▶ [The problem] Only the number is wanted: count the lines that contain "负债总计".

▶ [Extracted entries]
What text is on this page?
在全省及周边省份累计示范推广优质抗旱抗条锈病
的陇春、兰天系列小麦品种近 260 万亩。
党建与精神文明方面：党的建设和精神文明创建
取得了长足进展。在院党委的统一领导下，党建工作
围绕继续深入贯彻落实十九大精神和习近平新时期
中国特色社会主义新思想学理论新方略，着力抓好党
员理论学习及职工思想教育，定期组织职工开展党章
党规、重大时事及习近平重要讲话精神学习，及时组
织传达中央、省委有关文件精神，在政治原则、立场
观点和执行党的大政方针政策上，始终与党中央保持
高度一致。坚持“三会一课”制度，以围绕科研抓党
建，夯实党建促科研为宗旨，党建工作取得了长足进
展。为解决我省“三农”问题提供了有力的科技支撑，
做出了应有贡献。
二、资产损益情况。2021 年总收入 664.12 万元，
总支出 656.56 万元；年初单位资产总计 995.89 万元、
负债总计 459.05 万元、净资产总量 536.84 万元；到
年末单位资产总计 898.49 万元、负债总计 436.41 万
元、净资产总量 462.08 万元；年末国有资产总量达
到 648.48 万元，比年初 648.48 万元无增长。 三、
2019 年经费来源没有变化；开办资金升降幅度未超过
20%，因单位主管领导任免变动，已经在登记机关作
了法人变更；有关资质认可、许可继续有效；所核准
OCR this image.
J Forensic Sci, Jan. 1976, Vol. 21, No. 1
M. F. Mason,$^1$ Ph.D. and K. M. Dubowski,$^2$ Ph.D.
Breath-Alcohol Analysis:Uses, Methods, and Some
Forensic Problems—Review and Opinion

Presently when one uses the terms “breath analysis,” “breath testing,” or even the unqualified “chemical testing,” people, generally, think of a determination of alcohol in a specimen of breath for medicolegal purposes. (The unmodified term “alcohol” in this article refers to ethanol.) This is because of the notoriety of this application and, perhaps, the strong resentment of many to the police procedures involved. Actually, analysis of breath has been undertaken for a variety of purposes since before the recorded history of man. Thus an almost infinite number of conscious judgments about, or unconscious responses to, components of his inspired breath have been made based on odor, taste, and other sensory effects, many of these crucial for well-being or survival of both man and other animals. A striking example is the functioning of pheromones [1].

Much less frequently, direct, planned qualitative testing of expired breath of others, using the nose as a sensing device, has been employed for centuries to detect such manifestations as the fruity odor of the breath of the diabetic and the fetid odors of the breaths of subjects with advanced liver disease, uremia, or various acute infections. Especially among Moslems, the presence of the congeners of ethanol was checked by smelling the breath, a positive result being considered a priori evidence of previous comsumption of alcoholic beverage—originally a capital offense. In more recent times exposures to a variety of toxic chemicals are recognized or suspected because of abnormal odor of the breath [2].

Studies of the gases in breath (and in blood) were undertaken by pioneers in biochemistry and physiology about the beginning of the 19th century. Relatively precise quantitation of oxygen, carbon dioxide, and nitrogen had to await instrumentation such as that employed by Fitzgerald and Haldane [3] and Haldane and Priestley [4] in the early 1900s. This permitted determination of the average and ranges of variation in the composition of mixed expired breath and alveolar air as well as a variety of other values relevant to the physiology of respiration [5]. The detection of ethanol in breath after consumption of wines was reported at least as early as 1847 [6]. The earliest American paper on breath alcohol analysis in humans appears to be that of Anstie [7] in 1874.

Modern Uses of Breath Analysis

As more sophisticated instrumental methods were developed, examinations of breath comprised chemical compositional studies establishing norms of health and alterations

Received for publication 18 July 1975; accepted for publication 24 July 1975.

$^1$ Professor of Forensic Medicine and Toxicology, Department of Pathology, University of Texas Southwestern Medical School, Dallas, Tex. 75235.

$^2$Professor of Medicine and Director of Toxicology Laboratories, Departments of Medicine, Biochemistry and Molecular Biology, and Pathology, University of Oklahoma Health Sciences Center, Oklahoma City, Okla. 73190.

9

▶ [Solution to this exercise] 2